What is expected: Below are the records; copy each line in them that holds the word "Deletion".

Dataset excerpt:
↓
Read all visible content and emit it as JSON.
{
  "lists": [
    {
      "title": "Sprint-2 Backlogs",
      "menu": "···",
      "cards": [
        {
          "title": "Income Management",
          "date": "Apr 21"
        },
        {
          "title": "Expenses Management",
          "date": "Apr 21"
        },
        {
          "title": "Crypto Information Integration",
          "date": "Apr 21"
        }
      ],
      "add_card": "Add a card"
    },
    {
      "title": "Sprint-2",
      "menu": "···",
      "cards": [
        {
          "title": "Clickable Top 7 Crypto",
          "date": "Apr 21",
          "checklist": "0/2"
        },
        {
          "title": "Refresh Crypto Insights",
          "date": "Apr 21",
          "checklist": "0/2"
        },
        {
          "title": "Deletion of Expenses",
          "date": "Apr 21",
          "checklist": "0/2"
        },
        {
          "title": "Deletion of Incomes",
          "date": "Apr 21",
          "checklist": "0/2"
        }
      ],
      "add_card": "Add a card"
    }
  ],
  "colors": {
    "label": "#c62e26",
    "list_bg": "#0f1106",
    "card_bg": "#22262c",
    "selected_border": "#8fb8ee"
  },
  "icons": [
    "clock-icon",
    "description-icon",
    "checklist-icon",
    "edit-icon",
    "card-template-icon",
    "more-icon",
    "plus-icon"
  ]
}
↑
↓
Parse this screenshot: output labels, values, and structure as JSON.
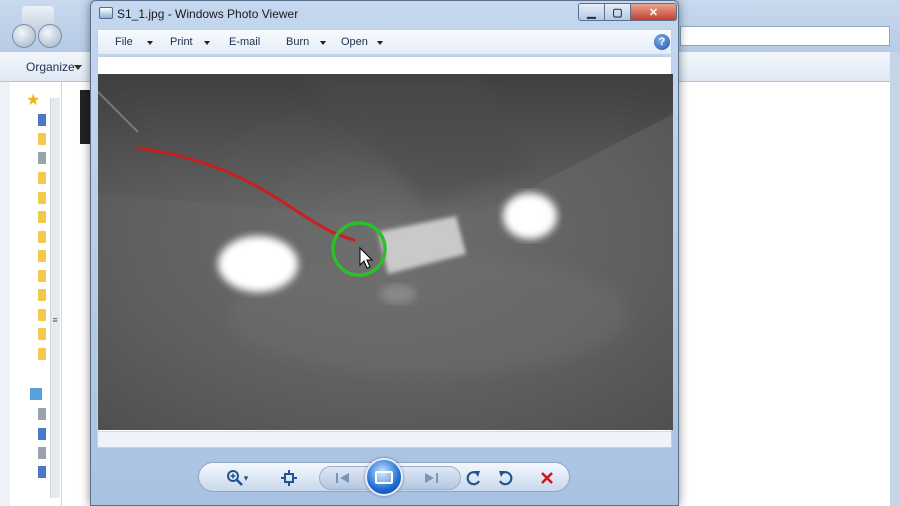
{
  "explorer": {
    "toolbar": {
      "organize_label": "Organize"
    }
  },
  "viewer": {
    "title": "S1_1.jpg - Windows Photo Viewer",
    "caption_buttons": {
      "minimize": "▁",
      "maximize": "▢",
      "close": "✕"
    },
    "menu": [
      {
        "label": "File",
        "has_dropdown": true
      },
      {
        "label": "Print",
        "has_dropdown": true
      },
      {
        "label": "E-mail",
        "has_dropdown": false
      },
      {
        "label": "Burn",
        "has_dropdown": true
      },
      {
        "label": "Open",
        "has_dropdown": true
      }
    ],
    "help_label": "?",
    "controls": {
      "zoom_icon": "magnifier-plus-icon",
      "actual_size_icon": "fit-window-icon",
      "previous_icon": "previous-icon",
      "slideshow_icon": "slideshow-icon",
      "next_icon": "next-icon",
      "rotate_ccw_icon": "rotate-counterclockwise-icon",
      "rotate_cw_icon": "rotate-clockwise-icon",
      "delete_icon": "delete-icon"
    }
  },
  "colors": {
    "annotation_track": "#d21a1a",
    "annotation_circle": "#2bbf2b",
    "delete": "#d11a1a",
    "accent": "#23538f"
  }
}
↑
Final result:
          "title": "Deletion of Expenses",
          "title": "Deletion of Incomes",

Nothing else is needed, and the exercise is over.